### Exercise objective
Copy the entries below exactly. Images do not belong in the copy.

--- Begin Given entries ---

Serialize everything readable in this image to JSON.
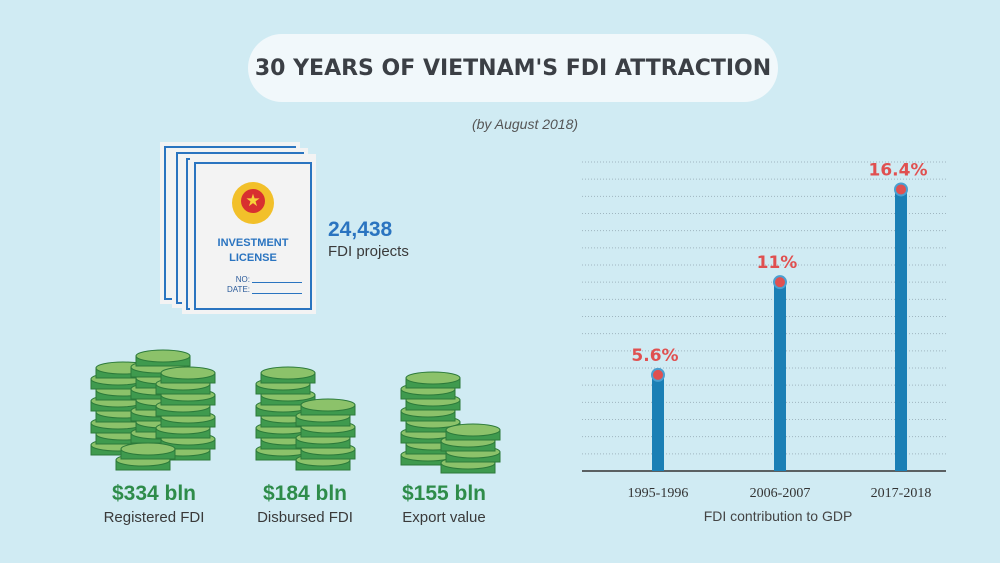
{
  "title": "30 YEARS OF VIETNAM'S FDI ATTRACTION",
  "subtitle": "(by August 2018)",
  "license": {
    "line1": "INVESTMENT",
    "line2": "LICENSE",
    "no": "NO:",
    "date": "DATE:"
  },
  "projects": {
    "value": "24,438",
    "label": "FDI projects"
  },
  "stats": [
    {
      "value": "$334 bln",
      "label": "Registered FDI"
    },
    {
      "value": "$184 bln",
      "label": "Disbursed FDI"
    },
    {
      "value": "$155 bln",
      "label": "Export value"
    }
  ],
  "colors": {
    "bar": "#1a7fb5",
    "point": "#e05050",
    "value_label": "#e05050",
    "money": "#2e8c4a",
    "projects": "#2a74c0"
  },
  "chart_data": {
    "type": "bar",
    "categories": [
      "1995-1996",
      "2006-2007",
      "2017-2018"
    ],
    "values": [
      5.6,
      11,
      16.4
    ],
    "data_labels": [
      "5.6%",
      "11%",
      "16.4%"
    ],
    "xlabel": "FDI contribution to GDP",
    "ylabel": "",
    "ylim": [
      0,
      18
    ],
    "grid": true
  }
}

--- End Given entries ---

### Expected output
Serialize everything readable in this image to JSON.
{
  "title": "30 YEARS OF VIETNAM'S FDI ATTRACTION",
  "subtitle": "(by August 2018)",
  "license": {
    "line1": "INVESTMENT",
    "line2": "LICENSE",
    "no": "NO:",
    "date": "DATE:"
  },
  "projects": {
    "value": "24,438",
    "label": "FDI projects"
  },
  "stats": [
    {
      "value": "$334 bln",
      "label": "Registered FDI"
    },
    {
      "value": "$184 bln",
      "label": "Disbursed FDI"
    },
    {
      "value": "$155 bln",
      "label": "Export value"
    }
  ],
  "colors": {
    "bar": "#1a7fb5",
    "point": "#e05050",
    "value_label": "#e05050",
    "money": "#2e8c4a",
    "projects": "#2a74c0"
  },
  "chart_data": {
    "type": "bar",
    "categories": [
      "1995-1996",
      "2006-2007",
      "2017-2018"
    ],
    "values": [
      5.6,
      11,
      16.4
    ],
    "data_labels": [
      "5.6%",
      "11%",
      "16.4%"
    ],
    "xlabel": "FDI contribution to GDP",
    "ylabel": "",
    "ylim": [
      0,
      18
    ],
    "grid": true
  }
}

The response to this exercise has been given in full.